Extracted records

■ ■ ■ ■ ■

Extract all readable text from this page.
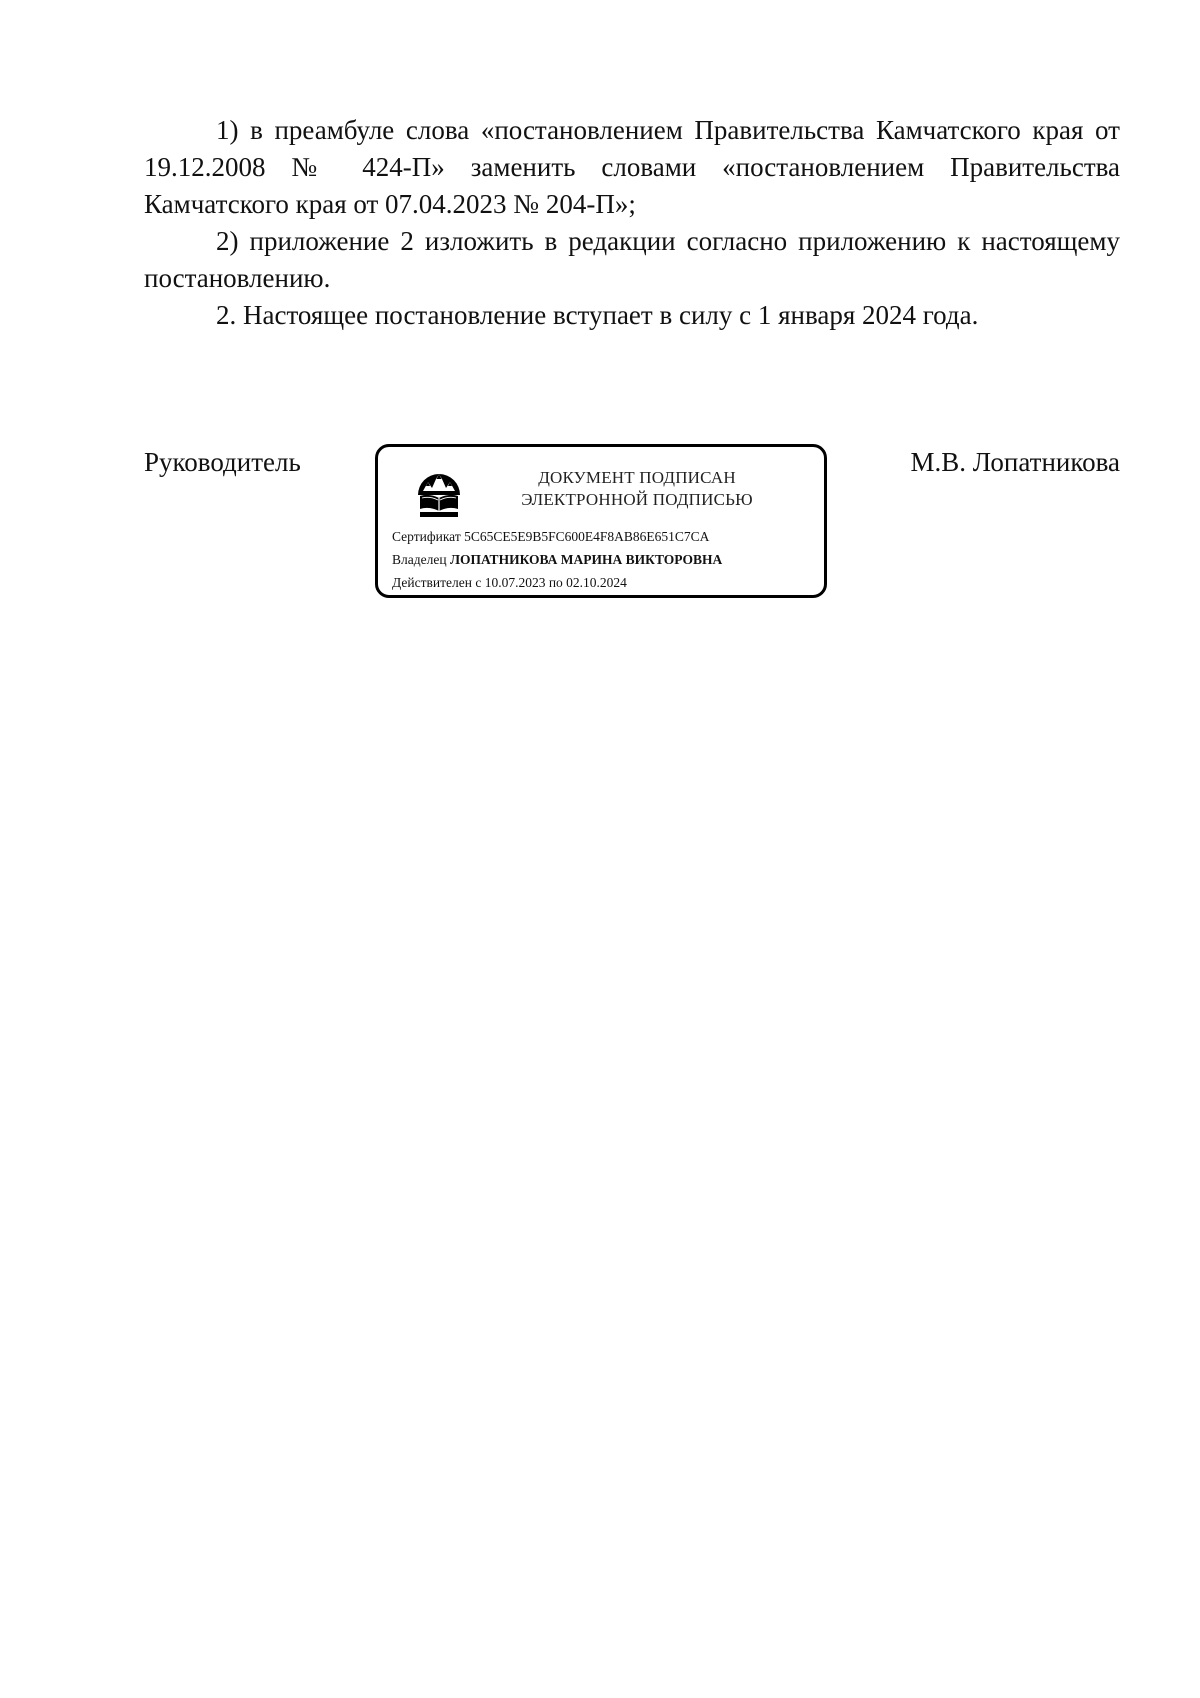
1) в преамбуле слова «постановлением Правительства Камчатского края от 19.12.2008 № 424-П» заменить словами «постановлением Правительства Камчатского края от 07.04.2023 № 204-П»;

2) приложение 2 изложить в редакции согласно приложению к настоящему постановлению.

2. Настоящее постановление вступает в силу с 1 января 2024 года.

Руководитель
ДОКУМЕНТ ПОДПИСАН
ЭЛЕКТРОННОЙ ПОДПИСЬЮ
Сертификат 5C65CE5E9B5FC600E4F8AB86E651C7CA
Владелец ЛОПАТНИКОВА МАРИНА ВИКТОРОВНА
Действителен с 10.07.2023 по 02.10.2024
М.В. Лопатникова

■ ■ ■ ■ ■

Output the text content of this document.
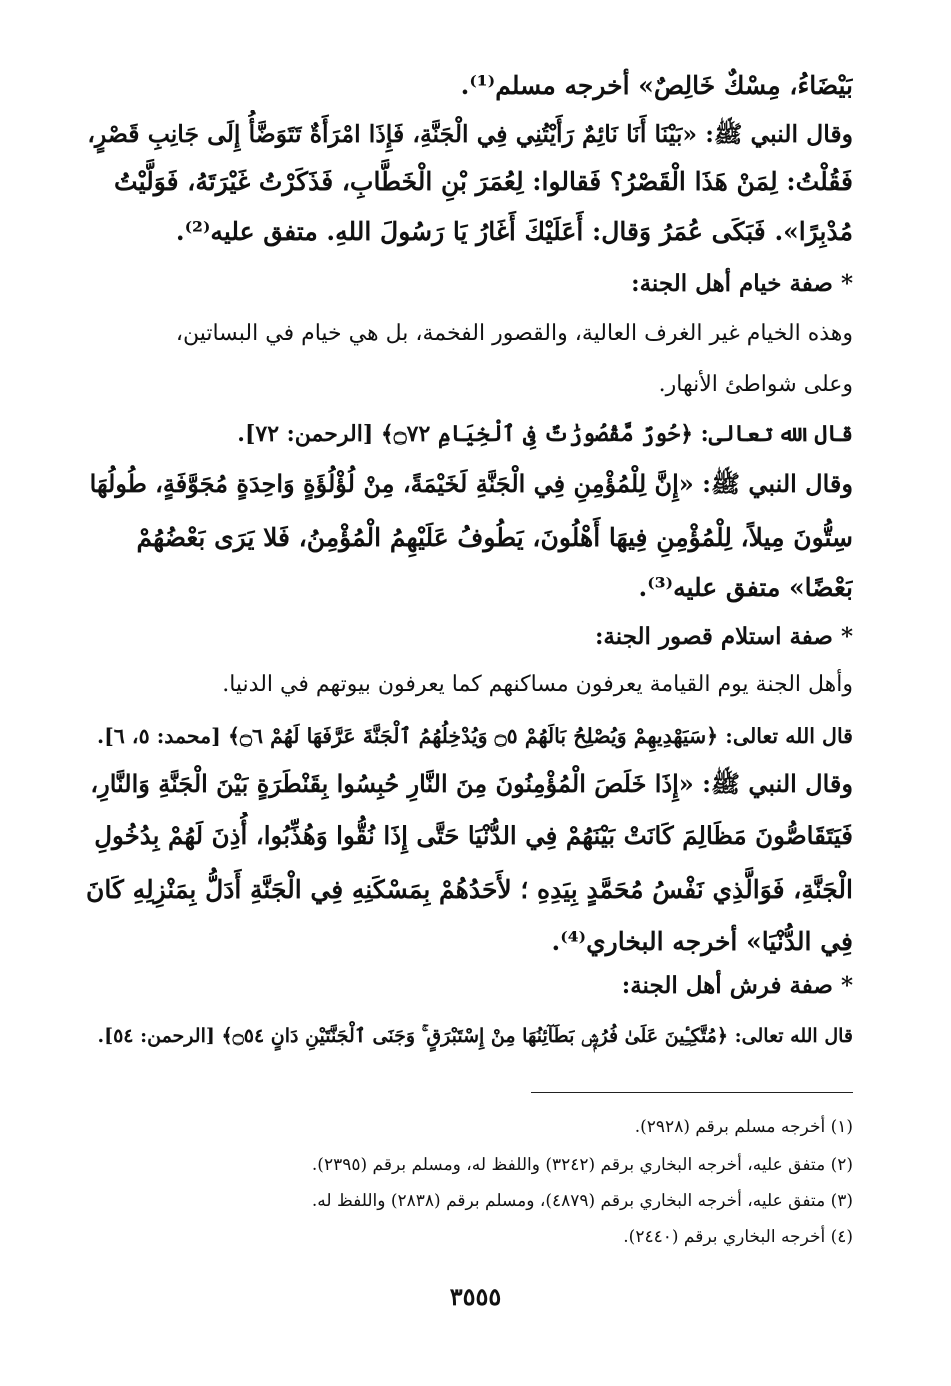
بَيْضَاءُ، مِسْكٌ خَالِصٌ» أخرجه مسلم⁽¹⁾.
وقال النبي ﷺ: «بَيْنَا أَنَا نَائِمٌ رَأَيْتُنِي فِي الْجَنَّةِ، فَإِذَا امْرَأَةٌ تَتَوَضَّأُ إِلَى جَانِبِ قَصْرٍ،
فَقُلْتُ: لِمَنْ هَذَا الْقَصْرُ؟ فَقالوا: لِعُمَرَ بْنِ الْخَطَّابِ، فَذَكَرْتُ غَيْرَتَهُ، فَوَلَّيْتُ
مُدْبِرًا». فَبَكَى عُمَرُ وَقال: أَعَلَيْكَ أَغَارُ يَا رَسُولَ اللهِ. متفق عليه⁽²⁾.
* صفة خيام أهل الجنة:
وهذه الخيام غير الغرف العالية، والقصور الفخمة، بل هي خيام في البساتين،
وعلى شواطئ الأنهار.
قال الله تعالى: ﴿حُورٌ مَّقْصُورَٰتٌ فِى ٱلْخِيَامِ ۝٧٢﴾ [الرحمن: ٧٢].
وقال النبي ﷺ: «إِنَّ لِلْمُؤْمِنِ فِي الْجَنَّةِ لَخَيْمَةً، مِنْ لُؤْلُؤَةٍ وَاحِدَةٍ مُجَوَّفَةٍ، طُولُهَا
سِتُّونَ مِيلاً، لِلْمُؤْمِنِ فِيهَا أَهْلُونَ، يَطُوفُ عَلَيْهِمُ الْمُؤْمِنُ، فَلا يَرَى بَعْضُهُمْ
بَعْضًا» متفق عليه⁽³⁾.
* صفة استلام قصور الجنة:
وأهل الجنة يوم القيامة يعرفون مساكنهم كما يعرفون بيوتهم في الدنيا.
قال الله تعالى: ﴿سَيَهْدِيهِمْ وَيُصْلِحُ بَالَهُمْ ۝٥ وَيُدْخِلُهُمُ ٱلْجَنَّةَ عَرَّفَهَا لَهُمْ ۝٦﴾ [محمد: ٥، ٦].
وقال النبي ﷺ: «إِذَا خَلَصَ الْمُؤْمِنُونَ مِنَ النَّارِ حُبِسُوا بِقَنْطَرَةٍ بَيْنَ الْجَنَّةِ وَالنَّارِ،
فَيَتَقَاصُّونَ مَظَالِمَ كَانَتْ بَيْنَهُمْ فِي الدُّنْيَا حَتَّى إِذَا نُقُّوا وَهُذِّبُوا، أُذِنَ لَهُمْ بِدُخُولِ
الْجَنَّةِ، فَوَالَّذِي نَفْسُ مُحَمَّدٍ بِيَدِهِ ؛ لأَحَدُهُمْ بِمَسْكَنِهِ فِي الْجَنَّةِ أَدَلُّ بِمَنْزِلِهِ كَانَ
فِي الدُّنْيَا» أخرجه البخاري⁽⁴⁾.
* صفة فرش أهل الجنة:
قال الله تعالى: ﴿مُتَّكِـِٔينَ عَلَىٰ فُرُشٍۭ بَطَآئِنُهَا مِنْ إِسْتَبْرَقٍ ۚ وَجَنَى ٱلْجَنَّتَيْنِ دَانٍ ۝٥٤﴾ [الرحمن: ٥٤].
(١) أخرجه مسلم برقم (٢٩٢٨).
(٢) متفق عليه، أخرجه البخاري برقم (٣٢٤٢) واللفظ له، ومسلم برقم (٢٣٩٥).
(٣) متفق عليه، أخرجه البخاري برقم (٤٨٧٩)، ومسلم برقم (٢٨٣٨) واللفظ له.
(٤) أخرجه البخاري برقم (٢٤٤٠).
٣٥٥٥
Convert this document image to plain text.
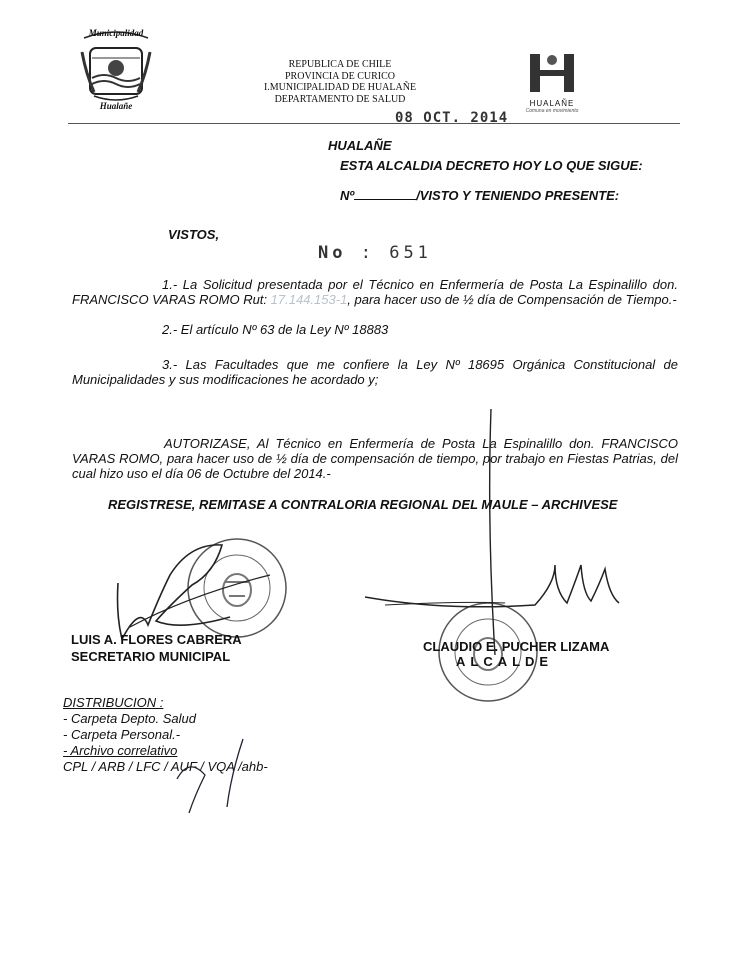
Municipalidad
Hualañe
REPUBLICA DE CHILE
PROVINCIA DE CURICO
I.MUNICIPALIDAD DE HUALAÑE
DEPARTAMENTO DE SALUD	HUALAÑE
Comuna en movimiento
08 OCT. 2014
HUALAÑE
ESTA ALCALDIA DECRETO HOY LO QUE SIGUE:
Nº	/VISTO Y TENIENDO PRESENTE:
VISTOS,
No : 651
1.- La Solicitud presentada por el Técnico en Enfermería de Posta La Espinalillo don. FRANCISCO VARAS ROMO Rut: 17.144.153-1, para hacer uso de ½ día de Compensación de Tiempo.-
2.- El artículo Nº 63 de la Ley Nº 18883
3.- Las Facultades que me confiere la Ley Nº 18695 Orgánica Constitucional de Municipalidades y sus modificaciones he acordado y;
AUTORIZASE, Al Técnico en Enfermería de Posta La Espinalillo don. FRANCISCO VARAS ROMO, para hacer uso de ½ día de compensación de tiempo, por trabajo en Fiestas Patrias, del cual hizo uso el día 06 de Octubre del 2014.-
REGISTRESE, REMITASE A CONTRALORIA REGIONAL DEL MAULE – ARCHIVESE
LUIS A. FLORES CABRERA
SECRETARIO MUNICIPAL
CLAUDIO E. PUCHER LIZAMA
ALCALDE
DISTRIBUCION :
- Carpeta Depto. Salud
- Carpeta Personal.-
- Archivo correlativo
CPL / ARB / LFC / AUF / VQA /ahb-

■ ■ ■ ■ ■

Task instructions —
Look through the lines above and collect those with the word "VARAS".

Task answer —
1.- La Solicitud presentada por el Técnico en Enfermería de Posta La Espinalillo don. FRANCISCO VARAS ROMO Rut: 17.144.153-1, para hacer uso de ½ día de Compensación de Tiempo.-
AUTORIZASE, Al Técnico en Enfermería de Posta La Espinalillo don. FRANCISCO VARAS ROMO, para hacer uso de ½ día de compensación de tiempo, por trabajo en Fiestas Patrias, del cual hizo uso el día 06 de Octubre del 2014.-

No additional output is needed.